## GIVEN EXERCISE
Reproduce all of the material word for word.

## SUPPLIED RECORDS
========

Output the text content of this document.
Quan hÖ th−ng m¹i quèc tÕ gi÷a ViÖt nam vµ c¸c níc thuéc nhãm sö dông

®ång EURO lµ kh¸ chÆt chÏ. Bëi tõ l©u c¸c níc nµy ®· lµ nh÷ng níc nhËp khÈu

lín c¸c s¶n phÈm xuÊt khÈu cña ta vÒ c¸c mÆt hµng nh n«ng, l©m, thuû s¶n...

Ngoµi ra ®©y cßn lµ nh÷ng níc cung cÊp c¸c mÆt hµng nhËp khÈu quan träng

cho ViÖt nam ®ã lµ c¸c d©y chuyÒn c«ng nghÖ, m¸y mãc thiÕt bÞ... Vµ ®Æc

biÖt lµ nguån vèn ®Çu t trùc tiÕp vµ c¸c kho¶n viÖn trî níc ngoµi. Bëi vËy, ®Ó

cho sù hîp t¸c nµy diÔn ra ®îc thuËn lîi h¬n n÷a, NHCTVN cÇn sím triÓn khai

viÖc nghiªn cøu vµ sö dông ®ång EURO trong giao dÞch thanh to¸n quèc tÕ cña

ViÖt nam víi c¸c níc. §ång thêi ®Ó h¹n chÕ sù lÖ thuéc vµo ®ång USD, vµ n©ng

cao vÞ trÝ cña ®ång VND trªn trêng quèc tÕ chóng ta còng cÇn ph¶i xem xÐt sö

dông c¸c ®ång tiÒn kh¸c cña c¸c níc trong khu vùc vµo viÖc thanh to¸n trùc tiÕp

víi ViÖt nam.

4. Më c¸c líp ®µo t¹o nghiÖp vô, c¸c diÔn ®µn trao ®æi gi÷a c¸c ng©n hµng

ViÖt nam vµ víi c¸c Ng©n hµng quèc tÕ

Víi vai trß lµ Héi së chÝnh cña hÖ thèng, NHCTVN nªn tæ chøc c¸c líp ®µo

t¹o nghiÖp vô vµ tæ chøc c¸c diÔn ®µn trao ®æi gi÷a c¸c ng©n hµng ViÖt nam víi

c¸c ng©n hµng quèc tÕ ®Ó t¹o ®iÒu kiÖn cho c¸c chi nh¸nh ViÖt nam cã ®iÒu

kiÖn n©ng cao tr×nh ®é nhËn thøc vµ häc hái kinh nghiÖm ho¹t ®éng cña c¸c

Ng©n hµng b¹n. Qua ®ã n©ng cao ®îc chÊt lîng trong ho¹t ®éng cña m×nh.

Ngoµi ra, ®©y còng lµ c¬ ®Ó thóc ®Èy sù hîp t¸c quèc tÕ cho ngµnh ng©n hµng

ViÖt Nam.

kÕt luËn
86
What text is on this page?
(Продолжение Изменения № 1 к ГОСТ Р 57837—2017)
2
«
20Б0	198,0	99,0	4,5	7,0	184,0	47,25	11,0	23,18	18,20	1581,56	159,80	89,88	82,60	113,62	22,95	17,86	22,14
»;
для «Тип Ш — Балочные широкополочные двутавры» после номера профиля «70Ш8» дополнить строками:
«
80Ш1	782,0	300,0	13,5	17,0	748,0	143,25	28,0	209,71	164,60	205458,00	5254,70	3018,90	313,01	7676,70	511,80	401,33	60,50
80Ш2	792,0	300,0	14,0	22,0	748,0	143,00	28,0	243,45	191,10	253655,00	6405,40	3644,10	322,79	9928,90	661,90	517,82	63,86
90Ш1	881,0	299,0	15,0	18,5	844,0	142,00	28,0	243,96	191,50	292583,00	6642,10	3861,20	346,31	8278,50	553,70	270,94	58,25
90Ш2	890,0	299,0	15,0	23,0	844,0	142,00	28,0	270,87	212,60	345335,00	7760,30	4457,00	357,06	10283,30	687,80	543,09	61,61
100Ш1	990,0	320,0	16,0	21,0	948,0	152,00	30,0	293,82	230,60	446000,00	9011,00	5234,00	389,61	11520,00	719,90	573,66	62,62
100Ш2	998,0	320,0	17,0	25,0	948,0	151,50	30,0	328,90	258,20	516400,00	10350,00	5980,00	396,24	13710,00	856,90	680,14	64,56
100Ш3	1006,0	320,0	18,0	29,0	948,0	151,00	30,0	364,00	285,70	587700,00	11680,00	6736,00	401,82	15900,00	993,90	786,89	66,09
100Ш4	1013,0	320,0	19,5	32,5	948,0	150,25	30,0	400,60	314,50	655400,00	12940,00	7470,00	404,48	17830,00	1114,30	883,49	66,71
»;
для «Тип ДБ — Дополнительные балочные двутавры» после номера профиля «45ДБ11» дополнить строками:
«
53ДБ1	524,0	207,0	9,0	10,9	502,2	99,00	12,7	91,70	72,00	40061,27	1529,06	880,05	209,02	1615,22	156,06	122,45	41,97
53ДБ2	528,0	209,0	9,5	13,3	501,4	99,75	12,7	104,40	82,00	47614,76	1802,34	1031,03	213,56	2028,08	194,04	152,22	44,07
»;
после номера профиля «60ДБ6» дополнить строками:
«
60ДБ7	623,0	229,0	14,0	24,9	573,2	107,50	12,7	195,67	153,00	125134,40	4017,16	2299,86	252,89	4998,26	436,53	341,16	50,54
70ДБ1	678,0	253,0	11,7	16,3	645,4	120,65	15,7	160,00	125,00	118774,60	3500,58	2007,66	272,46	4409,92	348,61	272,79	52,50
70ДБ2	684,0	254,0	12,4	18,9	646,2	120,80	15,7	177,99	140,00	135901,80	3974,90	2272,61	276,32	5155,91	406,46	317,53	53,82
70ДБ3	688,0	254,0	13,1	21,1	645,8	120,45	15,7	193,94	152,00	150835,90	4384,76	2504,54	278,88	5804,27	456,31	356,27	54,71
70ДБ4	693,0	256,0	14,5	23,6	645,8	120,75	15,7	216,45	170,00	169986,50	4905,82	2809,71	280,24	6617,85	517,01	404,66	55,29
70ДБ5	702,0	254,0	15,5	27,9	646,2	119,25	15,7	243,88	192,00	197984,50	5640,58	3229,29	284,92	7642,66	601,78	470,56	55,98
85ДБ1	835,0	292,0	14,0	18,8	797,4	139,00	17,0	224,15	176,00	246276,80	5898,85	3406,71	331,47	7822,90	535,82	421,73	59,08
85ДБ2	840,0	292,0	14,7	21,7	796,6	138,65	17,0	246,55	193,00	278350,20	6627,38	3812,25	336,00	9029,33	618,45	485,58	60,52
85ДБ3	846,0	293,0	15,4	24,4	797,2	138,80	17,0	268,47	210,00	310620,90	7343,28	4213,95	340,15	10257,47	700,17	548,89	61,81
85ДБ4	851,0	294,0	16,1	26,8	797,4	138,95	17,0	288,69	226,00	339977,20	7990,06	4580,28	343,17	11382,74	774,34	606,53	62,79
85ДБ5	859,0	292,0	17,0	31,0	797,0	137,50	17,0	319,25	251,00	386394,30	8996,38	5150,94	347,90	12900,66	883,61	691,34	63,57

========

## RESULT
Output the text content of this document.
Quan hÖ th−ng m¹i quèc tÕ gi÷a ViÖt nam vµ c¸c níc thuéc nhãm sö dông

®ång EURO lµ kh¸ chÆt chÏ. Bëi tõ l©u c¸c níc nµy ®· lµ nh÷ng níc nhËp khÈu

lín c¸c s¶n phÈm xuÊt khÈu cña ta vÒ c¸c mÆt hµng nh n«ng, l©m, thuû s¶n...

Ngoµi ra ®©y cßn lµ nh÷ng níc cung cÊp c¸c mÆt hµng nhËp khÈu quan träng

cho ViÖt nam ®ã lµ c¸c d©y chuyÒn c«ng nghÖ, m¸y mãc thiÕt bÞ... Vµ ®Æc

biÖt lµ nguån vèn ®Çu t trùc tiÕp vµ c¸c kho¶n viÖn trî níc ngoµi. Bëi vËy, ®Ó

cho sù hîp t¸c nµy diÔn ra ®îc thuËn lîi h¬n n÷a, NHCTVN cÇn sím triÓn khai

viÖc nghiªn cøu vµ sö dông ®ång EURO trong giao dÞch thanh to¸n quèc tÕ cña

ViÖt nam víi c¸c níc. §ång thêi ®Ó h¹n chÕ sù lÖ thuéc vµo ®ång USD, vµ n©ng

cao vÞ trÝ cña ®ång VND trªn trêng quèc tÕ chóng ta còng cÇn ph¶i xem xÐt sö

dông c¸c ®ång tiÒn kh¸c cña c¸c níc trong khu vùc vµo viÖc thanh to¸n trùc tiÕp

víi ViÖt nam.

4. Më c¸c líp ®µo t¹o nghiÖp vô, c¸c diÔn ®µn trao ®æi gi÷a c¸c ng©n hµng

ViÖt nam vµ víi c¸c Ng©n hµng quèc tÕ

Víi vai trß lµ Héi së chÝnh cña hÖ thèng, NHCTVN nªn tæ chøc c¸c líp ®µo

t¹o nghiÖp vô vµ tæ chøc c¸c diÔn ®µn trao ®æi gi÷a c¸c ng©n hµng ViÖt nam víi

c¸c ng©n hµng quèc tÕ ®Ó t¹o ®iÒu kiÖn cho c¸c chi nh¸nh ViÖt nam cã ®iÒu

kiÖn n©ng cao tr×nh ®é nhËn thøc vµ häc hái kinh nghiÖm ho¹t ®éng cña c¸c

Ng©n hµng b¹n. Qua ®ã n©ng cao ®îc chÊt lîng trong ho¹t ®éng cña m×nh.

Ngoµi ra, ®©y còng lµ c¬ ®Ó thóc ®Èy sù hîp t¸c quèc tÕ cho ngµnh ng©n hµng

ViÖt Nam.

kÕt luËn
86
What text is on this page?
(Продолжение Изменения № 1 к ГОСТ Р 57837—2017)
2
«
20Б0	198,0	99,0	4,5	7,0	184,0	47,25	11,0	23,18	18,20	1581,56	159,80	89,88	82,60	113,62	22,95	17,86	22,14
»;
для «Тип Ш — Балочные широкополочные двутавры» после номера профиля «70Ш8» дополнить строками:
«
80Ш1	782,0	300,0	13,5	17,0	748,0	143,25	28,0	209,71	164,60	205458,00	5254,70	3018,90	313,01	7676,70	511,80	401,33	60,50
80Ш2	792,0	300,0	14,0	22,0	748,0	143,00	28,0	243,45	191,10	253655,00	6405,40	3644,10	322,79	9928,90	661,90	517,82	63,86
90Ш1	881,0	299,0	15,0	18,5	844,0	142,00	28,0	243,96	191,50	292583,00	6642,10	3861,20	346,31	8278,50	553,70	270,94	58,25
90Ш2	890,0	299,0	15,0	23,0	844,0	142,00	28,0	270,87	212,60	345335,00	7760,30	4457,00	357,06	10283,30	687,80	543,09	61,61
100Ш1	990,0	320,0	16,0	21,0	948,0	152,00	30,0	293,82	230,60	446000,00	9011,00	5234,00	389,61	11520,00	719,90	573,66	62,62
100Ш2	998,0	320,0	17,0	25,0	948,0	151,50	30,0	328,90	258,20	516400,00	10350,00	5980,00	396,24	13710,00	856,90	680,14	64,56
100Ш3	1006,0	320,0	18,0	29,0	948,0	151,00	30,0	364,00	285,70	587700,00	11680,00	6736,00	401,82	15900,00	993,90	786,89	66,09
100Ш4	1013,0	320,0	19,5	32,5	948,0	150,25	30,0	400,60	314,50	655400,00	12940,00	7470,00	404,48	17830,00	1114,30	883,49	66,71
»;
для «Тип ДБ — Дополнительные балочные двутавры» после номера профиля «45ДБ11» дополнить строками:
«
53ДБ1	524,0	207,0	9,0	10,9	502,2	99,00	12,7	91,70	72,00	40061,27	1529,06	880,05	209,02	1615,22	156,06	122,45	41,97
53ДБ2	528,0	209,0	9,5	13,3	501,4	99,75	12,7	104,40	82,00	47614,76	1802,34	1031,03	213,56	2028,08	194,04	152,22	44,07
»;
после номера профиля «60ДБ6» дополнить строками:
«
60ДБ7	623,0	229,0	14,0	24,9	573,2	107,50	12,7	195,67	153,00	125134,40	4017,16	2299,86	252,89	4998,26	436,53	341,16	50,54
70ДБ1	678,0	253,0	11,7	16,3	645,4	120,65	15,7	160,00	125,00	118774,60	3500,58	2007,66	272,46	4409,92	348,61	272,79	52,50
70ДБ2	684,0	254,0	12,4	18,9	646,2	120,80	15,7	177,99	140,00	135901,80	3974,90	2272,61	276,32	5155,91	406,46	317,53	53,82
70ДБ3	688,0	254,0	13,1	21,1	645,8	120,45	15,7	193,94	152,00	150835,90	4384,76	2504,54	278,88	5804,27	456,31	356,27	54,71
70ДБ4	693,0	256,0	14,5	23,6	645,8	120,75	15,7	216,45	170,00	169986,50	4905,82	2809,71	280,24	6617,85	517,01	404,66	55,29
70ДБ5	702,0	254,0	15,5	27,9	646,2	119,25	15,7	243,88	192,00	197984,50	5640,58	3229,29	284,92	7642,66	601,78	470,56	55,98
85ДБ1	835,0	292,0	14,0	18,8	797,4	139,00	17,0	224,15	176,00	246276,80	5898,85	3406,71	331,47	7822,90	535,82	421,73	59,08
85ДБ2	840,0	292,0	14,7	21,7	796,6	138,65	17,0	246,55	193,00	278350,20	6627,38	3812,25	336,00	9029,33	618,45	485,58	60,52
85ДБ3	846,0	293,0	15,4	24,4	797,2	138,80	17,0	268,47	210,00	310620,90	7343,28	4213,95	340,15	10257,47	700,17	548,89	61,81
85ДБ4	851,0	294,0	16,1	26,8	797,4	138,95	17,0	288,69	226,00	339977,20	7990,06	4580,28	343,17	11382,74	774,34	606,53	62,79
85ДБ5	859,0	292,0	17,0	31,0	797,0	137,50	17,0	319,25	251,00	386394,30	8996,38	5150,94	347,90	12900,66	883,61	691,34	63,57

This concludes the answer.